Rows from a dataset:
....
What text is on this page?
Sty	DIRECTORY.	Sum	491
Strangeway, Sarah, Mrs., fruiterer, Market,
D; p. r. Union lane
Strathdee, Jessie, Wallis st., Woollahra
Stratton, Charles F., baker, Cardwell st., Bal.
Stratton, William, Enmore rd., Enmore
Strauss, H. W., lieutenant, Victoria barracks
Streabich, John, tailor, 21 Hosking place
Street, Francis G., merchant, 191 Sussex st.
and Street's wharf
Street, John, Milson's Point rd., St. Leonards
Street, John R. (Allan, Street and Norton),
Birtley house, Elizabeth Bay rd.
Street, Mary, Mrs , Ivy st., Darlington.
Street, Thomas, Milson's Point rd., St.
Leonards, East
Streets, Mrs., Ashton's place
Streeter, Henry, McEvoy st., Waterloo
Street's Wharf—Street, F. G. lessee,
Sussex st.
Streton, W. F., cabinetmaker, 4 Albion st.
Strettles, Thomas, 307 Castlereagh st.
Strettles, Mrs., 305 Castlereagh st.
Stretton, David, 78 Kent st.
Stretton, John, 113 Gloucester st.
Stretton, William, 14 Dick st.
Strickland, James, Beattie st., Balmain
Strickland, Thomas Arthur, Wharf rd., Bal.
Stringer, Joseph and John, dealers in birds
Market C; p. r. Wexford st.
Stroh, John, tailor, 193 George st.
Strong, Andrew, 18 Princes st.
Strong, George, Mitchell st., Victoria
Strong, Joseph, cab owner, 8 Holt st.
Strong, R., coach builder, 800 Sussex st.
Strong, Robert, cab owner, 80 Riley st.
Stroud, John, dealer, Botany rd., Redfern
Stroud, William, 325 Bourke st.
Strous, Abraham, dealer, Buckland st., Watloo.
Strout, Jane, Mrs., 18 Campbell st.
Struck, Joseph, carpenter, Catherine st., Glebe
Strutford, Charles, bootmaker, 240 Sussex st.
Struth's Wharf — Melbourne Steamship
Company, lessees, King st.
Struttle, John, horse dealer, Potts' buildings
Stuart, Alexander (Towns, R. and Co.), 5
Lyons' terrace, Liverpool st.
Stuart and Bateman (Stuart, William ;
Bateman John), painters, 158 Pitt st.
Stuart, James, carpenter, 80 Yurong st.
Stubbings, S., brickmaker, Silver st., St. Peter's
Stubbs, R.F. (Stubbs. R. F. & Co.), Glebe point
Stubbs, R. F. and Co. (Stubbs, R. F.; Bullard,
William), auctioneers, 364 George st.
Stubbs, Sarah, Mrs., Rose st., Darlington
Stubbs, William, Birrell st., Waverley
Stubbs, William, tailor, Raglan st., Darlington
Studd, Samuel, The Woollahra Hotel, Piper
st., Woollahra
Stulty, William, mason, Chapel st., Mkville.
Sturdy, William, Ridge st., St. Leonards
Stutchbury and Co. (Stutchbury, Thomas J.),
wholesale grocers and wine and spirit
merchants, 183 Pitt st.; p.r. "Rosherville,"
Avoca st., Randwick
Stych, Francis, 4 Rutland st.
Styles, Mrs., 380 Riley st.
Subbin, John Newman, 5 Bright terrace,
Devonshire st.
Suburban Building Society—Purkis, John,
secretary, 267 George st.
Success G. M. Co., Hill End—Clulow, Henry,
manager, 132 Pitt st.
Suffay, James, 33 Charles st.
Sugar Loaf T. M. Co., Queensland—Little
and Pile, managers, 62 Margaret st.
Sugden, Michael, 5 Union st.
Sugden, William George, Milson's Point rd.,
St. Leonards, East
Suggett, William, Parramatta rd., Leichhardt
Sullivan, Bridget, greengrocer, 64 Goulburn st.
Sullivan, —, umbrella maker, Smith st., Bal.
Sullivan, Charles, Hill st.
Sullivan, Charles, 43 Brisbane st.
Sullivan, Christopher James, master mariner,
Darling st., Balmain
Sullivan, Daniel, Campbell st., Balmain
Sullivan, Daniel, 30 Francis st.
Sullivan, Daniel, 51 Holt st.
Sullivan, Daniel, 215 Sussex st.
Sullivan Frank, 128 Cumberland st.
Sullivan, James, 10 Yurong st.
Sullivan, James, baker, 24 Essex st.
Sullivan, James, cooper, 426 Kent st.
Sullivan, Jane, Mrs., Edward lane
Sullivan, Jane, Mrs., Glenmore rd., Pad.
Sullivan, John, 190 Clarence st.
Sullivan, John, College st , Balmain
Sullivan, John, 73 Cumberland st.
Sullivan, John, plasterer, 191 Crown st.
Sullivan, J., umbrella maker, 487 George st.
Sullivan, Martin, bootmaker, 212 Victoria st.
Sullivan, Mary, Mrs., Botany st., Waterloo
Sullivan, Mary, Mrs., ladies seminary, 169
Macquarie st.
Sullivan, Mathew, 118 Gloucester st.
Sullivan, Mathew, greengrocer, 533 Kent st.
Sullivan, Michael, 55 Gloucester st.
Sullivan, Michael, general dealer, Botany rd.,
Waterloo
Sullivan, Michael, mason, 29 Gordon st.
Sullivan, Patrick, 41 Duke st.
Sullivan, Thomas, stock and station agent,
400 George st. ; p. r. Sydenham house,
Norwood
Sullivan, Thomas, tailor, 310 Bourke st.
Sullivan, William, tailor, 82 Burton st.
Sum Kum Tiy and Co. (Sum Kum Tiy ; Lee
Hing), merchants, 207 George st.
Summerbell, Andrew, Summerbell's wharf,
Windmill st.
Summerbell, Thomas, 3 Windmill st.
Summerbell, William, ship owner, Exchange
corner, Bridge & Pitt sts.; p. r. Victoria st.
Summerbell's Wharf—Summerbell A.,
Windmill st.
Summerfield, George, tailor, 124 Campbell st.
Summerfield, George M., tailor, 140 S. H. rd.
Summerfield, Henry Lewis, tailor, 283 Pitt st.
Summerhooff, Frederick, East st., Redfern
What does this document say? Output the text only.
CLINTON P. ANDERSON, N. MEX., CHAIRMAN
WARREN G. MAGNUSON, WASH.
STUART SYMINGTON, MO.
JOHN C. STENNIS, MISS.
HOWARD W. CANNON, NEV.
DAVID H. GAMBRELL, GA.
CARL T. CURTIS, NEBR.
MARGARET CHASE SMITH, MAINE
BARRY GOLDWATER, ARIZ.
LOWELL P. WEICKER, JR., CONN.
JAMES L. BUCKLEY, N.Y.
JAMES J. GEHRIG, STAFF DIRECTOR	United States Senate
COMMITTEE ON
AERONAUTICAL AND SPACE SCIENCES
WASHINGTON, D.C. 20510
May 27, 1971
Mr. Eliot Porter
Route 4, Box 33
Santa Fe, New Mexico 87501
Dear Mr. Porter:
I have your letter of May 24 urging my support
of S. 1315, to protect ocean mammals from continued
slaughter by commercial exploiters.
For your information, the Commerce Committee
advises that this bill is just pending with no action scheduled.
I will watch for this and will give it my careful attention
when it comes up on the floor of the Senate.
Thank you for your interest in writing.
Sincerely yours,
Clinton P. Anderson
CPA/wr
....
* **DIRECTIONS FOR THIS TASK**:
Repeat all the entries exactly as given.

* **EXERCISE OUTPUT**:
What text is on this page?
Sty	DIRECTORY.	Sum	491
Strangeway, Sarah, Mrs., fruiterer, Market,
D; p. r. Union lane
Strathdee, Jessie, Wallis st., Woollahra
Stratton, Charles F., baker, Cardwell st., Bal.
Stratton, William, Enmore rd., Enmore
Strauss, H. W., lieutenant, Victoria barracks
Streabich, John, tailor, 21 Hosking place
Street, Francis G., merchant, 191 Sussex st.
and Street's wharf
Street, John, Milson's Point rd., St. Leonards
Street, John R. (Allan, Street and Norton),
Birtley house, Elizabeth Bay rd.
Street, Mary, Mrs , Ivy st., Darlington.
Street, Thomas, Milson's Point rd., St.
Leonards, East
Streets, Mrs., Ashton's place
Streeter, Henry, McEvoy st., Waterloo
Street's Wharf—Street, F. G. lessee,
Sussex st.
Streton, W. F., cabinetmaker, 4 Albion st.
Strettles, Thomas, 307 Castlereagh st.
Strettles, Mrs., 305 Castlereagh st.
Stretton, David, 78 Kent st.
Stretton, John, 113 Gloucester st.
Stretton, William, 14 Dick st.
Strickland, James, Beattie st., Balmain
Strickland, Thomas Arthur, Wharf rd., Bal.
Stringer, Joseph and John, dealers in birds
Market C; p. r. Wexford st.
Stroh, John, tailor, 193 George st.
Strong, Andrew, 18 Princes st.
Strong, George, Mitchell st., Victoria
Strong, Joseph, cab owner, 8 Holt st.
Strong, R., coach builder, 800 Sussex st.
Strong, Robert, cab owner, 80 Riley st.
Stroud, John, dealer, Botany rd., Redfern
Stroud, William, 325 Bourke st.
Strous, Abraham, dealer, Buckland st., Watloo.
Strout, Jane, Mrs., 18 Campbell st.
Struck, Joseph, carpenter, Catherine st., Glebe
Strutford, Charles, bootmaker, 240 Sussex st.
Struth's Wharf — Melbourne Steamship
Company, lessees, King st.
Struttle, John, horse dealer, Potts' buildings
Stuart, Alexander (Towns, R. and Co.), 5
Lyons' terrace, Liverpool st.
Stuart and Bateman (Stuart, William ;
Bateman John), painters, 158 Pitt st.
Stuart, James, carpenter, 80 Yurong st.
Stubbings, S., brickmaker, Silver st., St. Peter's
Stubbs, R.F. (Stubbs. R. F. & Co.), Glebe point
Stubbs, R. F. and Co. (Stubbs, R. F.; Bullard,
William), auctioneers, 364 George st.
Stubbs, Sarah, Mrs., Rose st., Darlington
Stubbs, William, Birrell st., Waverley
Stubbs, William, tailor, Raglan st., Darlington
Studd, Samuel, The Woollahra Hotel, Piper
st., Woollahra
Stulty, William, mason, Chapel st., Mkville.
Sturdy, William, Ridge st., St. Leonards
Stutchbury and Co. (Stutchbury, Thomas J.),
wholesale grocers and wine and spirit
merchants, 183 Pitt st.; p.r. "Rosherville,"
Avoca st., Randwick
Stych, Francis, 4 Rutland st.
Styles, Mrs., 380 Riley st.
Subbin, John Newman, 5 Bright terrace,
Devonshire st.
Suburban Building Society—Purkis, John,
secretary, 267 George st.
Success G. M. Co., Hill End—Clulow, Henry,
manager, 132 Pitt st.
Suffay, James, 33 Charles st.
Sugar Loaf T. M. Co., Queensland—Little
and Pile, managers, 62 Margaret st.
Sugden, Michael, 5 Union st.
Sugden, William George, Milson's Point rd.,
St. Leonards, East
Suggett, William, Parramatta rd., Leichhardt
Sullivan, Bridget, greengrocer, 64 Goulburn st.
Sullivan, —, umbrella maker, Smith st., Bal.
Sullivan, Charles, Hill st.
Sullivan, Charles, 43 Brisbane st.
Sullivan, Christopher James, master mariner,
Darling st., Balmain
Sullivan, Daniel, Campbell st., Balmain
Sullivan, Daniel, 30 Francis st.
Sullivan, Daniel, 51 Holt st.
Sullivan, Daniel, 215 Sussex st.
Sullivan Frank, 128 Cumberland st.
Sullivan, James, 10 Yurong st.
Sullivan, James, baker, 24 Essex st.
Sullivan, James, cooper, 426 Kent st.
Sullivan, Jane, Mrs., Edward lane
Sullivan, Jane, Mrs., Glenmore rd., Pad.
Sullivan, John, 190 Clarence st.
Sullivan, John, College st , Balmain
Sullivan, John, 73 Cumberland st.
Sullivan, John, plasterer, 191 Crown st.
Sullivan, J., umbrella maker, 487 George st.
Sullivan, Martin, bootmaker, 212 Victoria st.
Sullivan, Mary, Mrs., Botany st., Waterloo
Sullivan, Mary, Mrs., ladies seminary, 169
Macquarie st.
Sullivan, Mathew, 118 Gloucester st.
Sullivan, Mathew, greengrocer, 533 Kent st.
Sullivan, Michael, 55 Gloucester st.
Sullivan, Michael, general dealer, Botany rd.,
Waterloo
Sullivan, Michael, mason, 29 Gordon st.
Sullivan, Patrick, 41 Duke st.
Sullivan, Thomas, stock and station agent,
400 George st. ; p. r. Sydenham house,
Norwood
Sullivan, Thomas, tailor, 310 Bourke st.
Sullivan, William, tailor, 82 Burton st.
Sum Kum Tiy and Co. (Sum Kum Tiy ; Lee
Hing), merchants, 207 George st.
Summerbell, Andrew, Summerbell's wharf,
Windmill st.
Summerbell, Thomas, 3 Windmill st.
Summerbell, William, ship owner, Exchange
corner, Bridge & Pitt sts.; p. r. Victoria st.
Summerbell's Wharf—Summerbell A.,
Windmill st.
Summerfield, George, tailor, 124 Campbell st.
Summerfield, George M., tailor, 140 S. H. rd.
Summerfield, Henry Lewis, tailor, 283 Pitt st.
Summerhooff, Frederick, East st., Redfern
What does this document say? Output the text only.
CLINTON P. ANDERSON, N. MEX., CHAIRMAN
WARREN G. MAGNUSON, WASH.
STUART SYMINGTON, MO.
JOHN C. STENNIS, MISS.
HOWARD W. CANNON, NEV.
DAVID H. GAMBRELL, GA.
CARL T. CURTIS, NEBR.
MARGARET CHASE SMITH, MAINE
BARRY GOLDWATER, ARIZ.
LOWELL P. WEICKER, JR., CONN.
JAMES L. BUCKLEY, N.Y.
JAMES J. GEHRIG, STAFF DIRECTOR	United States Senate
COMMITTEE ON
AERONAUTICAL AND SPACE SCIENCES
WASHINGTON, D.C. 20510
May 27, 1971
Mr. Eliot Porter
Route 4, Box 33
Santa Fe, New Mexico 87501
Dear Mr. Porter:
I have your letter of May 24 urging my support
of S. 1315, to protect ocean mammals from continued
slaughter by commercial exploiters.
For your information, the Commerce Committee
advises that this bill is just pending with no action scheduled.
I will watch for this and will give it my careful attention
when it comes up on the floor of the Senate.
Thank you for your interest in writing.
Sincerely yours,
Clinton P. Anderson
CPA/wr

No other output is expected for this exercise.